(Extracted data entries)
.....
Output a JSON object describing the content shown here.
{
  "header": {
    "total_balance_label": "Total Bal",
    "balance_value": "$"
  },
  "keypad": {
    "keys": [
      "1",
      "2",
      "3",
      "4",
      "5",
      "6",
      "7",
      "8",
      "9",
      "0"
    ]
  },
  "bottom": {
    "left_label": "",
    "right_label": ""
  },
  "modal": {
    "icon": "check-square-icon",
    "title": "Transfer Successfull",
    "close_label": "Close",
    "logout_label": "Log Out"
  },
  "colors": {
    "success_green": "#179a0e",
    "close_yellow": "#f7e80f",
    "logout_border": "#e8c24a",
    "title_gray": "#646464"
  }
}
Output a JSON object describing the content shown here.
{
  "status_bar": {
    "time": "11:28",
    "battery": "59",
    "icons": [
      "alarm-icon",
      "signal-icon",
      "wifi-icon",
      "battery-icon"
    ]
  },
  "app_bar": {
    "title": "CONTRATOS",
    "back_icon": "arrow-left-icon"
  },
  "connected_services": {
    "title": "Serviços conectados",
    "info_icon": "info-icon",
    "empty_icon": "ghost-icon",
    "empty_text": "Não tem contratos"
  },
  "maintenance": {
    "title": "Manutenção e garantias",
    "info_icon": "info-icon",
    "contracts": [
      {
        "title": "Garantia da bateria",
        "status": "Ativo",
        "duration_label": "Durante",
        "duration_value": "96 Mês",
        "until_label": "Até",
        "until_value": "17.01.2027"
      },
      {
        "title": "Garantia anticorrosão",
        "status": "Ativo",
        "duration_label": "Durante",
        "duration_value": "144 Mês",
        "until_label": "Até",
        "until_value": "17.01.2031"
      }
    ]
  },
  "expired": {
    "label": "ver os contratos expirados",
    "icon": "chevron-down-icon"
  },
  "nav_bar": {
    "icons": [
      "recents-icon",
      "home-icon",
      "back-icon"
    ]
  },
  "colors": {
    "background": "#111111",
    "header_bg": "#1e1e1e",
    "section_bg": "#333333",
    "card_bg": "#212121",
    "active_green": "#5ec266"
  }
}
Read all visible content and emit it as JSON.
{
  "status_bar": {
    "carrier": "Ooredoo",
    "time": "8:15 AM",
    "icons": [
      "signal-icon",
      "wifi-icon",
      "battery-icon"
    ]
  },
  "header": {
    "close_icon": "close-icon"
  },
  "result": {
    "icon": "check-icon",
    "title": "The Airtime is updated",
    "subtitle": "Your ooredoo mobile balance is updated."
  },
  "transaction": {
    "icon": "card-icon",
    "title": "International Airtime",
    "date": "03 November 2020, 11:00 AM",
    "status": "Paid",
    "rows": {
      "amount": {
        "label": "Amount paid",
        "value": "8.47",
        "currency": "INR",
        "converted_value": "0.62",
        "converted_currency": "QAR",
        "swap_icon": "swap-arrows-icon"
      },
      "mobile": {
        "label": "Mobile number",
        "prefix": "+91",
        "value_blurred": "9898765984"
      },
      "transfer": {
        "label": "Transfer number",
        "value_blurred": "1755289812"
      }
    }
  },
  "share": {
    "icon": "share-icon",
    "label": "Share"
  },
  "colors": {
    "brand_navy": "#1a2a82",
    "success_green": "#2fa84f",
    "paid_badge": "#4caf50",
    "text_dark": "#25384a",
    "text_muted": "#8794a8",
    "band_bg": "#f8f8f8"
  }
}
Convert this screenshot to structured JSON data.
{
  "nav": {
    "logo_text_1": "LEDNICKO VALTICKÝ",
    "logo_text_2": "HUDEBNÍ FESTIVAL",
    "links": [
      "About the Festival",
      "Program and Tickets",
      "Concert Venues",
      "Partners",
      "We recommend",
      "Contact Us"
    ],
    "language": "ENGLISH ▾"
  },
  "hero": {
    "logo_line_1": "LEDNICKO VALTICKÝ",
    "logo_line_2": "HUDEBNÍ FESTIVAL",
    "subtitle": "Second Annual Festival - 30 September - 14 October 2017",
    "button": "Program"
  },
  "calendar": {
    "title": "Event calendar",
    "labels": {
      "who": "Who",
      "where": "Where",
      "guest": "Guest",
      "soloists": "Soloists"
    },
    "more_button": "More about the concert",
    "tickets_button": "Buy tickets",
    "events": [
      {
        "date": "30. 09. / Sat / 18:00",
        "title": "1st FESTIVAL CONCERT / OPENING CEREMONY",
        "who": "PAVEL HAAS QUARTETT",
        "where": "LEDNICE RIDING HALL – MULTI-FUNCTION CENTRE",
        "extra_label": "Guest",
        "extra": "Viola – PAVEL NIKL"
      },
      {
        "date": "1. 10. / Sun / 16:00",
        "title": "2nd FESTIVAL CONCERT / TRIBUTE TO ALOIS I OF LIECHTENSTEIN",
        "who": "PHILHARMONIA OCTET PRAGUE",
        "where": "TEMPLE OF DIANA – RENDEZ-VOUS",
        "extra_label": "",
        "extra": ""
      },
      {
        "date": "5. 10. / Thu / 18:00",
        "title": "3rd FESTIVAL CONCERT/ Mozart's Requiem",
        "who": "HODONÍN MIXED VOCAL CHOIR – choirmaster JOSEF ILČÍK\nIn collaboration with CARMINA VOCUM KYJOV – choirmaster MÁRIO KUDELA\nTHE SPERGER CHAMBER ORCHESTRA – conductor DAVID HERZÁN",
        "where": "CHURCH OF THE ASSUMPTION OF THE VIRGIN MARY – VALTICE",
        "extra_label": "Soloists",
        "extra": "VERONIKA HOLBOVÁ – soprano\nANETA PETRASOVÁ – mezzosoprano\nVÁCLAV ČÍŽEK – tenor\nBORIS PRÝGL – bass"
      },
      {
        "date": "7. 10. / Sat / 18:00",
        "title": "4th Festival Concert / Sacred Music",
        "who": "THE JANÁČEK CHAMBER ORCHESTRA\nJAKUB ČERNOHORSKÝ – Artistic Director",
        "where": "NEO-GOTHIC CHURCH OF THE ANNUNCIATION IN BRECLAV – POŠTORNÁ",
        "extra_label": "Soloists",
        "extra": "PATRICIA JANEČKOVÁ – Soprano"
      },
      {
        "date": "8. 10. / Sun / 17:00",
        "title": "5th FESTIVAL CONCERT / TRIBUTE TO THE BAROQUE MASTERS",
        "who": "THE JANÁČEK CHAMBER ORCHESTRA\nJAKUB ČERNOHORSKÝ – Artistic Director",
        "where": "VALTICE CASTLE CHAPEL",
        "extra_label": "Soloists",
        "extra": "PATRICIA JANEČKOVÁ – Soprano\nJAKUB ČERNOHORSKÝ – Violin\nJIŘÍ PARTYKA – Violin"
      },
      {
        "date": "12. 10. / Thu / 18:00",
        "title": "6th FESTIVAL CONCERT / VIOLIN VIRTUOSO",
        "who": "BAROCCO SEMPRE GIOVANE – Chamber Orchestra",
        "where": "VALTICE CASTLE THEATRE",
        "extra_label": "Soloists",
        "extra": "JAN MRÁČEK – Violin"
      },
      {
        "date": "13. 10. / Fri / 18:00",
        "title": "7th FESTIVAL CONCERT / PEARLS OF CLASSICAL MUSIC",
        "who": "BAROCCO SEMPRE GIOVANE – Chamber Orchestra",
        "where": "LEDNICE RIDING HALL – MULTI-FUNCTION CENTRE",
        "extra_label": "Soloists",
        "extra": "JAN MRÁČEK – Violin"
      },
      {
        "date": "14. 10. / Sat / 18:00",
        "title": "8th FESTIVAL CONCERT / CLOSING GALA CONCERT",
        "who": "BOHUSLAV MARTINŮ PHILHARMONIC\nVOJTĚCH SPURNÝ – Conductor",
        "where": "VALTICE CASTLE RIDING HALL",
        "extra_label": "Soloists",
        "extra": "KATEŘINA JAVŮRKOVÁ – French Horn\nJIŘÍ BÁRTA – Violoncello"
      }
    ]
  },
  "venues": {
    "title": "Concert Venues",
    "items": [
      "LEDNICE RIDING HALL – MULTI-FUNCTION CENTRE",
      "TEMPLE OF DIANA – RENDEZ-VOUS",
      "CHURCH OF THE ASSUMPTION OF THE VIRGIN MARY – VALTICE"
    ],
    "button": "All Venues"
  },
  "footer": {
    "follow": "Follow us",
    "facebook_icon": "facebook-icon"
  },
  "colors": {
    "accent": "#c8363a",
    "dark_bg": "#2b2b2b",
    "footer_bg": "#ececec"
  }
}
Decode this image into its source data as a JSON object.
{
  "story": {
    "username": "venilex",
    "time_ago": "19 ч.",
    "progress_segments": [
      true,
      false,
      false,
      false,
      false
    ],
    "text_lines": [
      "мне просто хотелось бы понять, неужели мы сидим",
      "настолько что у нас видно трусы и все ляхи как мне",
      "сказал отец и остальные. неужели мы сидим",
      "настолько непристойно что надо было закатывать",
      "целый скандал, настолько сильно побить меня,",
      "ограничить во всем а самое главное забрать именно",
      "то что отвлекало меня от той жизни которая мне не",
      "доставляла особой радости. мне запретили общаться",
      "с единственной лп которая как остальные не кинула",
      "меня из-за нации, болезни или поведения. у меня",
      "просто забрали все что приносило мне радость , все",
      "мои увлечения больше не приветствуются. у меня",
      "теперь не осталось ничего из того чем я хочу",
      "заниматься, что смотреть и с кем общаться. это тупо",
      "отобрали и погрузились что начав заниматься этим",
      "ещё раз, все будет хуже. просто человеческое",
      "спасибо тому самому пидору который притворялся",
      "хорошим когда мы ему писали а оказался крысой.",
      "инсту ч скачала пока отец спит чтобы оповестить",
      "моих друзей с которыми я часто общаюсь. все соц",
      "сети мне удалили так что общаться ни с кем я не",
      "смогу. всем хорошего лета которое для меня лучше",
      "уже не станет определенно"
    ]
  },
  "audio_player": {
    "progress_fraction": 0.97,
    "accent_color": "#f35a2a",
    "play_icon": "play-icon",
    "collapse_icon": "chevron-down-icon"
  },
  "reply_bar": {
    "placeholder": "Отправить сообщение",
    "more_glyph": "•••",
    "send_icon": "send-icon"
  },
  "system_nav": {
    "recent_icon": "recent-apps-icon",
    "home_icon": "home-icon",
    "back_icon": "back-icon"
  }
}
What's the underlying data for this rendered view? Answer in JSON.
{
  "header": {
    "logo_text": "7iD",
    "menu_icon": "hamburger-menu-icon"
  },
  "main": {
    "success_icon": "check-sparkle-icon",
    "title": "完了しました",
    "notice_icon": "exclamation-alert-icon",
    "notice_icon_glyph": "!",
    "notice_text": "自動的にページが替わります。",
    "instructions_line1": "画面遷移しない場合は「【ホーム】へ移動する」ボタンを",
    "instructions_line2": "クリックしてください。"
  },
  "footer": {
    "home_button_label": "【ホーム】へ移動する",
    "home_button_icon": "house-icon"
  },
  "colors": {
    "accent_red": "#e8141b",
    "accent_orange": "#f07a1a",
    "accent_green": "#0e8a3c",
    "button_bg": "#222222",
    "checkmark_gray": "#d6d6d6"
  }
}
.....
_Request_
Take every line from the data above that holds "ASSUMPTION" and copy it out.

_Task response_
        "where": "CHURCH OF THE ASSUMPTION OF THE VIRGIN MARY – VALTICE",
      "CHURCH OF THE ASSUMPTION OF THE VIRGIN MARY – VALTICE"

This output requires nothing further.